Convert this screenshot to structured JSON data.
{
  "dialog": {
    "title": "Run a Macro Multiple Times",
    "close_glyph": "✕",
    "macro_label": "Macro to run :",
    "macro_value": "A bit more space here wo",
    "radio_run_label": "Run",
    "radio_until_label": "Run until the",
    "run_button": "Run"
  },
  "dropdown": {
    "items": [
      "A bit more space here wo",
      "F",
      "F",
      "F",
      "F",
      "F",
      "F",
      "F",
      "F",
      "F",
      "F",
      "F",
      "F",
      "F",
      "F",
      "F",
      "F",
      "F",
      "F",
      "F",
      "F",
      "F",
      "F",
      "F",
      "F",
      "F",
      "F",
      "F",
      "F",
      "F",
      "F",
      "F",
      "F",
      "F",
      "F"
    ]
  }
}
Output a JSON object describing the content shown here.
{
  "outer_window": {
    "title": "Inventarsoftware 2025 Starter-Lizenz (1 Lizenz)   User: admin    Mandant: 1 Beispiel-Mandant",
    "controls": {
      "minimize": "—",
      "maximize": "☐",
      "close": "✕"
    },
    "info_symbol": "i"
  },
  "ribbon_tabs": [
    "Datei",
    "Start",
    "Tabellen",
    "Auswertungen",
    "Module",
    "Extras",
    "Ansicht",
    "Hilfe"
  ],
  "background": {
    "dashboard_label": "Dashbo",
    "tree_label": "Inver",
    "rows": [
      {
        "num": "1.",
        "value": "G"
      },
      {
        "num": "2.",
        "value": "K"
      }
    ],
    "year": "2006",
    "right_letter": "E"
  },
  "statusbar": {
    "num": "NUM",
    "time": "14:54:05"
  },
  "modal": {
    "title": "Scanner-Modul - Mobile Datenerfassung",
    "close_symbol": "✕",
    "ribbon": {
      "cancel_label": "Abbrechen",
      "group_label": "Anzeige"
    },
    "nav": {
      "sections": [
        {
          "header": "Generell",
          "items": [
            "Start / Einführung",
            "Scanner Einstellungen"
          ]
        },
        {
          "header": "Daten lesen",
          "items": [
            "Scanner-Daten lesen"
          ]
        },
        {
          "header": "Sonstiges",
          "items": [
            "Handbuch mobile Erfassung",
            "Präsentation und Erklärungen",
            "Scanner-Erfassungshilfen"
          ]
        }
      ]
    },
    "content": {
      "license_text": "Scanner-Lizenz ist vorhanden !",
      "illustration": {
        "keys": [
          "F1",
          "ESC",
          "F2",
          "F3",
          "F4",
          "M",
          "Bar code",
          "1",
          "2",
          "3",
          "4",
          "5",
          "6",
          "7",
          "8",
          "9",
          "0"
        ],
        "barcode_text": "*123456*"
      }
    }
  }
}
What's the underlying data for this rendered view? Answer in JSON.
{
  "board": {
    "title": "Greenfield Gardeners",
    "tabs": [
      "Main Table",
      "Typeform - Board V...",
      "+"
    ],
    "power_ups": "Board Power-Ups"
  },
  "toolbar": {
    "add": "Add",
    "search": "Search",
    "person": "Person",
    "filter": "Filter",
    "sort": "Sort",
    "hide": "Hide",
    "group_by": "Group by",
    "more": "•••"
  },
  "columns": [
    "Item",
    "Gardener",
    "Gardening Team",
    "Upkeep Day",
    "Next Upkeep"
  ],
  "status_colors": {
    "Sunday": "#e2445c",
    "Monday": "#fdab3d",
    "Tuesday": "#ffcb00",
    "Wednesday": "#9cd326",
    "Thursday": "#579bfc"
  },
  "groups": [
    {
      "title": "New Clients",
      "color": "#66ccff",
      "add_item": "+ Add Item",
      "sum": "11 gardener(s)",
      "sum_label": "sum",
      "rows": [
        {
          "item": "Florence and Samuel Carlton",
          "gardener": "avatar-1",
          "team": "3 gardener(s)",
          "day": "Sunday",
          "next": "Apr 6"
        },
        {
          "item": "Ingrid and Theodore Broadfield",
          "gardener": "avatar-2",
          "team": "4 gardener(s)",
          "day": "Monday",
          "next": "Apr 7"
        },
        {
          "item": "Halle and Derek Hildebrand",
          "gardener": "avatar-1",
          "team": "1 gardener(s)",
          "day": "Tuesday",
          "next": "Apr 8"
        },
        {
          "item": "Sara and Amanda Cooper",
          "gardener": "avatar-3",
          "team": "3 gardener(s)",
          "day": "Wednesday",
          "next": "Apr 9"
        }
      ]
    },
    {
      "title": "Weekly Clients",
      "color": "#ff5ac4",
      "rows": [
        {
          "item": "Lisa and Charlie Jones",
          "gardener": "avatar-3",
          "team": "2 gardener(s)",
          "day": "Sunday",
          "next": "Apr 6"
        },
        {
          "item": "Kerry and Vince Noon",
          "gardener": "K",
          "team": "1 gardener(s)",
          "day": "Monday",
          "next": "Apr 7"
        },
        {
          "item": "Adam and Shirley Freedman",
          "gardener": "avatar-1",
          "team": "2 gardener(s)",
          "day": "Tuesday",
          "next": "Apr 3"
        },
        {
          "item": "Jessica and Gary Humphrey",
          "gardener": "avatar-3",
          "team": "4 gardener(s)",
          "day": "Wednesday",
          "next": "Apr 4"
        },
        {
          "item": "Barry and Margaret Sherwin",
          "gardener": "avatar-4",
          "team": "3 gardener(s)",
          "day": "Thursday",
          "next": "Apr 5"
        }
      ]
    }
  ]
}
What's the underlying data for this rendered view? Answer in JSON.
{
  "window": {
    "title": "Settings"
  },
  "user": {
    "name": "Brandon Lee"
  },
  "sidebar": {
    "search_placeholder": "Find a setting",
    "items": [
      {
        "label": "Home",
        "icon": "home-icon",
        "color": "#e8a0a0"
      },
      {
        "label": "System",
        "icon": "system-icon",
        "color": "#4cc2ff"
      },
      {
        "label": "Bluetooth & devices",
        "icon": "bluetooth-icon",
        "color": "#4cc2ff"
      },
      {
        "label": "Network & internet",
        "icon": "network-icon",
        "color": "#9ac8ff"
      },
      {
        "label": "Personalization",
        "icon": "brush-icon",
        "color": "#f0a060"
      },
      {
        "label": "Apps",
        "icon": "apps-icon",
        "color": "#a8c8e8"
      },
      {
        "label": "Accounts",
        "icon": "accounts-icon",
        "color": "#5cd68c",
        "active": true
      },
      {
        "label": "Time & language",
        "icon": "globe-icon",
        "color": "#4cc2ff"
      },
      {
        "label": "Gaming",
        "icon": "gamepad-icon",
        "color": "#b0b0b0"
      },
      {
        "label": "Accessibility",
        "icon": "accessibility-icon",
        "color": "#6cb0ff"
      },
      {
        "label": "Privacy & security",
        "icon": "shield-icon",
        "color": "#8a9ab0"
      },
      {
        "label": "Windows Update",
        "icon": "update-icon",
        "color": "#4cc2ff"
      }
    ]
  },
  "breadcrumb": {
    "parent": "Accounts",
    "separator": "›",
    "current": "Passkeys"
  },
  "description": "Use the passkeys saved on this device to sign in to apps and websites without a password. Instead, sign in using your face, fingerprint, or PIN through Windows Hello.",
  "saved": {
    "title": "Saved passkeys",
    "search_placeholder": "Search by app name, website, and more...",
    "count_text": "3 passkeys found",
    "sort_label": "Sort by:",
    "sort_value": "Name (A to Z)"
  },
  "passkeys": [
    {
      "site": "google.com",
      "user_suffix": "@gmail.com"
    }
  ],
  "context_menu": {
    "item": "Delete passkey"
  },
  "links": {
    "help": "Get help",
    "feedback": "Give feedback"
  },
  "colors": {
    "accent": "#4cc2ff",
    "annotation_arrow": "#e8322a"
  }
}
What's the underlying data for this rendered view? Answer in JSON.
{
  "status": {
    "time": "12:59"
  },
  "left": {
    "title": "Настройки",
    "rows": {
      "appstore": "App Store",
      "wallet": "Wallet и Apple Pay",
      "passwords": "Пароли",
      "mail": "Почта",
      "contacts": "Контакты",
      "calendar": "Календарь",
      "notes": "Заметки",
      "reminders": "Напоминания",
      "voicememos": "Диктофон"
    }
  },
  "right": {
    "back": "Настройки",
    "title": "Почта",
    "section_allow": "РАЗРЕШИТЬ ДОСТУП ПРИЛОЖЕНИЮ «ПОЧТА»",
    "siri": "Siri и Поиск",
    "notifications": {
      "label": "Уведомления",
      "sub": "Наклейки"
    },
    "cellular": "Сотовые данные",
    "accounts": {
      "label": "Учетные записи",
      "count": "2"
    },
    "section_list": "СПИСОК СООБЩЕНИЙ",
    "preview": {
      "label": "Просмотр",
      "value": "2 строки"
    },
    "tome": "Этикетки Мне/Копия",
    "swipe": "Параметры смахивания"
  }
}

- [WHAT THE EXERCISE ASKS]
How many lines in the listing above contain "more"? Answer with the number alone.

- [SOLUTION]
4